**STATED EXERCISE**
Determine how many lines below hold the string "subtitle". Reply with the number alone.

Rows from a figure dataset:
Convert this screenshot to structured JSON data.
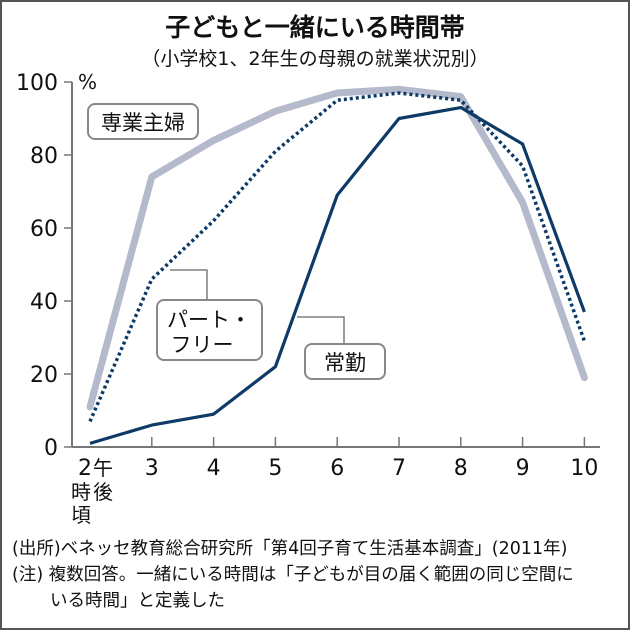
{
  "title": "子どもと一緒にいる時間帯",
  "subtitle": "（小学校1、2年生の母親の就業状況別）",
  "source": "(出所)ベネッセ教育総合研究所「第4回子育て生活基本調査」(2011年)",
  "note_line1": "(注) 複数回答。一緒にいる時間は「子どもが目の届く範囲の同じ空間に",
  "note_line2": "いる時間」と定義した",
  "colors": {
    "homemaker": "#b4bacb",
    "parttime": "#0d3a66",
    "fulltime": "#0d3a66",
    "axis": "#777777"
  },
  "chart_data": {
    "type": "line",
    "title": "子どもと一緒にいる時間帯",
    "subtitle": "（小学校1、2年生の母親の就業状況別）",
    "x": [
      2,
      3,
      4,
      5,
      6,
      7,
      8,
      9,
      10
    ],
    "x_tick_labels": [
      "2",
      "3",
      "4",
      "5",
      "6",
      "7",
      "8",
      "9",
      "10"
    ],
    "x_first_label_suffix": "午後",
    "x_first_label_extra": "時頃",
    "xlabel": "午後 時頃",
    "ylabel": "%",
    "ylim": [
      0,
      100
    ],
    "y_ticks": [
      0,
      20,
      40,
      60,
      80,
      100
    ],
    "grid": false,
    "legend_position": "inline labels",
    "series": [
      {
        "name": "専業主婦",
        "style": "thick-gray",
        "values": [
          11,
          74,
          84,
          92,
          97,
          98,
          96,
          67,
          19
        ]
      },
      {
        "name": "パート・フリー",
        "style": "dotted-navy",
        "values": [
          7,
          46,
          62,
          81,
          95,
          97,
          95,
          77,
          29
        ]
      },
      {
        "name": "常勤",
        "style": "solid-navy",
        "values": [
          1,
          6,
          9,
          22,
          69,
          90,
          93,
          83,
          37
        ]
      }
    ]
  }
}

**SOLUTION**
2